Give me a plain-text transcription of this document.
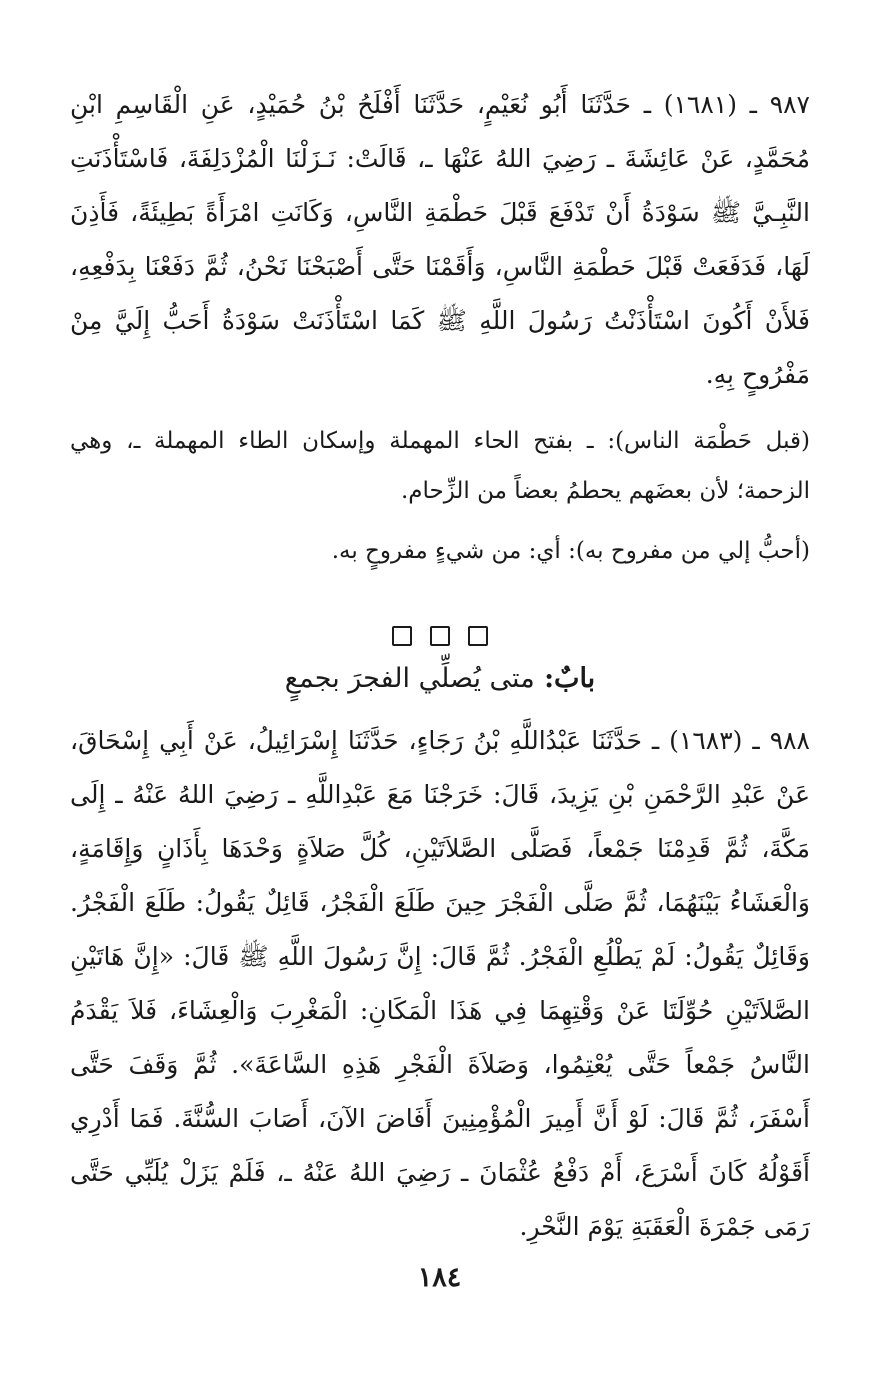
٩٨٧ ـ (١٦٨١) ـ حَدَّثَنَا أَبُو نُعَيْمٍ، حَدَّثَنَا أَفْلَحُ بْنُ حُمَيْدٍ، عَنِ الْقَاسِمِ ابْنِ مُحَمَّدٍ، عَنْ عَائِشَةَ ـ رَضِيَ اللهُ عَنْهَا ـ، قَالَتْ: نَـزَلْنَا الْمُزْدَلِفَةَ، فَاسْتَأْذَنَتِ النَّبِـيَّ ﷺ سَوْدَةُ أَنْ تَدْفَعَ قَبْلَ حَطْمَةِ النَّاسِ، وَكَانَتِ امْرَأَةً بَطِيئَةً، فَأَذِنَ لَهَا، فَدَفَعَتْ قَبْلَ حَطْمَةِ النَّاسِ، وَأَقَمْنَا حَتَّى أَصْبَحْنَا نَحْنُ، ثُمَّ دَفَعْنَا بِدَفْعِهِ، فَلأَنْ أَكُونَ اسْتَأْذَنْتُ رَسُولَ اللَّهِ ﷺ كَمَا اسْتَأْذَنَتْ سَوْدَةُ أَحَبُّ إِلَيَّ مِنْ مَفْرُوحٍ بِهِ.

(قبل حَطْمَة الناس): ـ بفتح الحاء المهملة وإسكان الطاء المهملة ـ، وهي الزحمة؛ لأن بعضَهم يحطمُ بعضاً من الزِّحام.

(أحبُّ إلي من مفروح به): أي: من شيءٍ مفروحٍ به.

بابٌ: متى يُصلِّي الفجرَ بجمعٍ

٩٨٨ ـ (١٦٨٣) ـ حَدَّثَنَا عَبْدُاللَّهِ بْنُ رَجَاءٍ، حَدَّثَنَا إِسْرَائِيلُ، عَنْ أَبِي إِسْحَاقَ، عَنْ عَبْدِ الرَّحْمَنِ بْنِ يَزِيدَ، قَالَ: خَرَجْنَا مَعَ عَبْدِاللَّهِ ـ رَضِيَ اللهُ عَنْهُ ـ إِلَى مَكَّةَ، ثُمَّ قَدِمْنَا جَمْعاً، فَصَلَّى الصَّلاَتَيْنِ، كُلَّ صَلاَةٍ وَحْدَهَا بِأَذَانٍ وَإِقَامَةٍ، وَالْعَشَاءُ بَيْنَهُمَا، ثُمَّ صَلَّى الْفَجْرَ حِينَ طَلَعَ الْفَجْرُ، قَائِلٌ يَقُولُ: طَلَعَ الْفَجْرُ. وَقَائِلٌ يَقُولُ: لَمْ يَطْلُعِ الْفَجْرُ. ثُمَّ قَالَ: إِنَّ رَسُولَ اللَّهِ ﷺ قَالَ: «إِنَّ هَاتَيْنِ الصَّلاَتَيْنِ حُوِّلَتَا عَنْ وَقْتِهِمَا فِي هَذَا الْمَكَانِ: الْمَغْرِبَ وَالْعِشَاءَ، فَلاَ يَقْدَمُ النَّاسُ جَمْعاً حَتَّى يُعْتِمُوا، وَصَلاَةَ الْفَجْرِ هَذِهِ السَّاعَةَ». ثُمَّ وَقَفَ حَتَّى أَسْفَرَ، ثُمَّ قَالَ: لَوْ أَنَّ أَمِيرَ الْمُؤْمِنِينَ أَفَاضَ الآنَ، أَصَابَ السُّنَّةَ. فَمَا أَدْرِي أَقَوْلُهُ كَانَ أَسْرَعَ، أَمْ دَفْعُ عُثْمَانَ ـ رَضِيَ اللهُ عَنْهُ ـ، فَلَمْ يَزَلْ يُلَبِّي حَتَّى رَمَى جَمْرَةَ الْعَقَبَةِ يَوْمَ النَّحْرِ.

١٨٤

+ + + +

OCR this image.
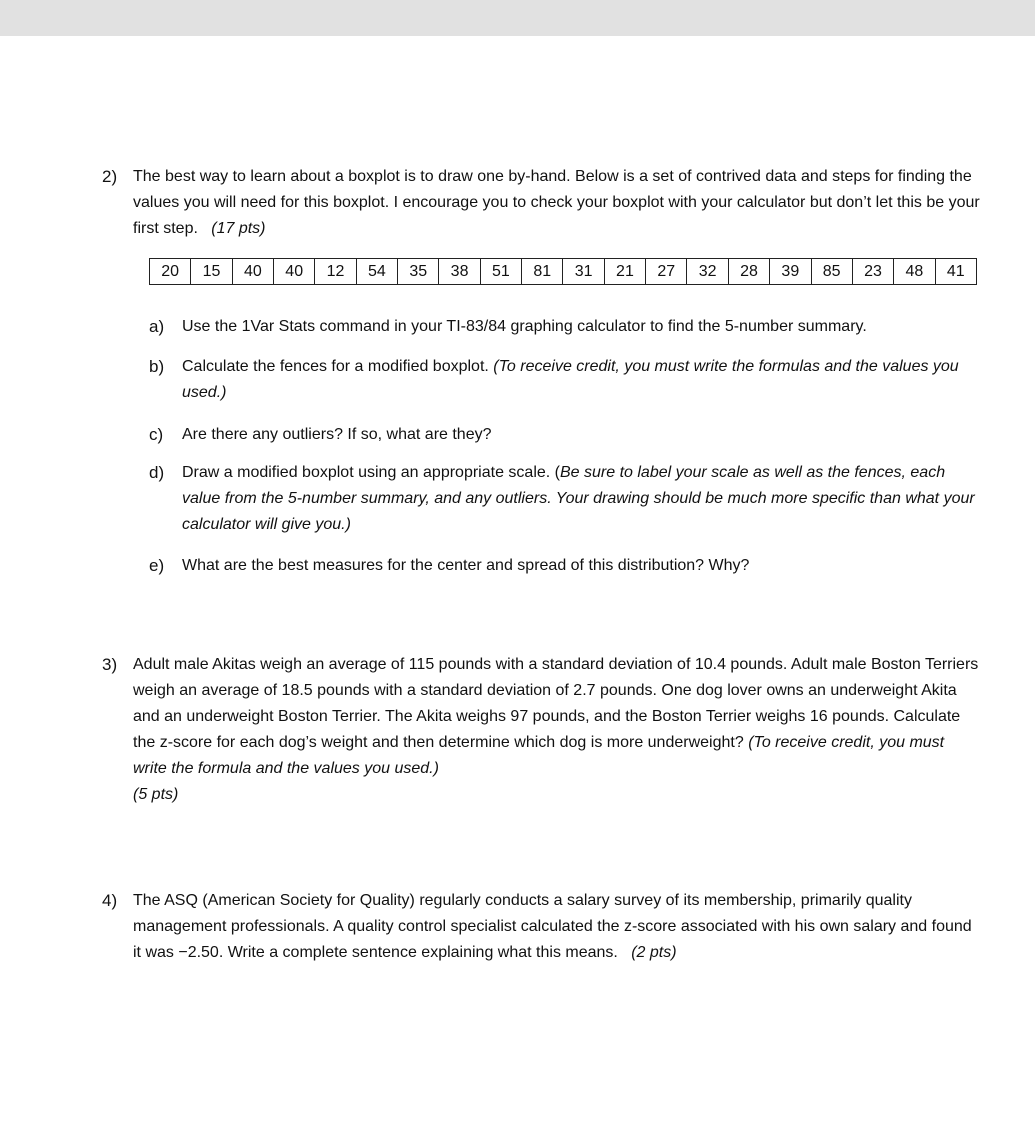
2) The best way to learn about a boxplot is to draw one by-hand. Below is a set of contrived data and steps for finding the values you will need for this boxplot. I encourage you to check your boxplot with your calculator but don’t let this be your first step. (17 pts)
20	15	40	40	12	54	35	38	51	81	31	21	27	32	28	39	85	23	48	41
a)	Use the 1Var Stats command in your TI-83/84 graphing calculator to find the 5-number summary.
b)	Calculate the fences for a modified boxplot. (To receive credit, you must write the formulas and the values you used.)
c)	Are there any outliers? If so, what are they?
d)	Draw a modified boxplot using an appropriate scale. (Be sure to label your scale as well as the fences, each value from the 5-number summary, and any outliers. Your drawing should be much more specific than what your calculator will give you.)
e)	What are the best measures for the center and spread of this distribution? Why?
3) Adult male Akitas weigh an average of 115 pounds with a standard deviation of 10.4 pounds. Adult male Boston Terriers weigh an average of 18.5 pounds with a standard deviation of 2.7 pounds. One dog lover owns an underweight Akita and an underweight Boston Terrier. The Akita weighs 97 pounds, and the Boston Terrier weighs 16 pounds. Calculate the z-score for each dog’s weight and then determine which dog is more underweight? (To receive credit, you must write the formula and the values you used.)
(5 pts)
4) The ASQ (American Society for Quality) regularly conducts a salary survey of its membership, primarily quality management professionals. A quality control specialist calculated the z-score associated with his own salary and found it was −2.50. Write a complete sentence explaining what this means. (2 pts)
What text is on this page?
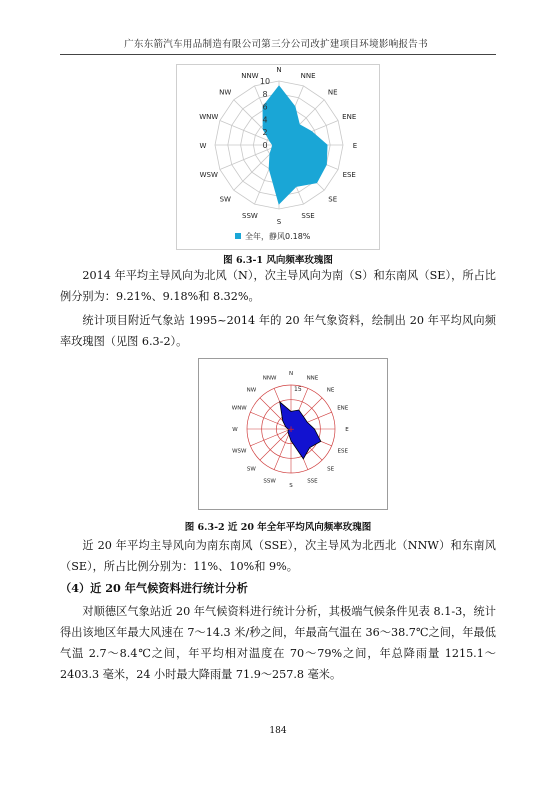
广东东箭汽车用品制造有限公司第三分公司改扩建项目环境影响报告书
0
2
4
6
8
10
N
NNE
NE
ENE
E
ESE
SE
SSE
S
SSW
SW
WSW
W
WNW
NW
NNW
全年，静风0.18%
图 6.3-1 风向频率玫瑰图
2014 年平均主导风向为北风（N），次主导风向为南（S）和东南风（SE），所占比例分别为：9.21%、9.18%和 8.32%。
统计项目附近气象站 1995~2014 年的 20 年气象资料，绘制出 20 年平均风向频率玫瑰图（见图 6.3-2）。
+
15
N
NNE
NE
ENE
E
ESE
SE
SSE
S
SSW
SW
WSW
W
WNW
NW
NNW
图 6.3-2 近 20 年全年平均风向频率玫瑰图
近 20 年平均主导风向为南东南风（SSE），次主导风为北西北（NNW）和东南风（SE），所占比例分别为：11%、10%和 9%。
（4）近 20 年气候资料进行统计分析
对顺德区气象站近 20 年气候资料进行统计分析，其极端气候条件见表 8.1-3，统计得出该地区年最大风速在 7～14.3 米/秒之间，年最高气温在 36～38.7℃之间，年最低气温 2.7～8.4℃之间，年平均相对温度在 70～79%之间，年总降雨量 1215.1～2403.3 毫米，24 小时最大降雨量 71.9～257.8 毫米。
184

+ + + +

**Job**
Which lines hold the word "和东南风"? Show each one.

**Task result**
2014 年平均主导风向为北风（N），次主导风向为南（S）和东南风（SE），所占比例分别为：9.21%、9.18%和 8.32%。
近 20 年平均主导风向为南东南风（SSE），次主导风为北西北（NNW）和东南风（SE），所占比例分别为：11%、10%和 9%。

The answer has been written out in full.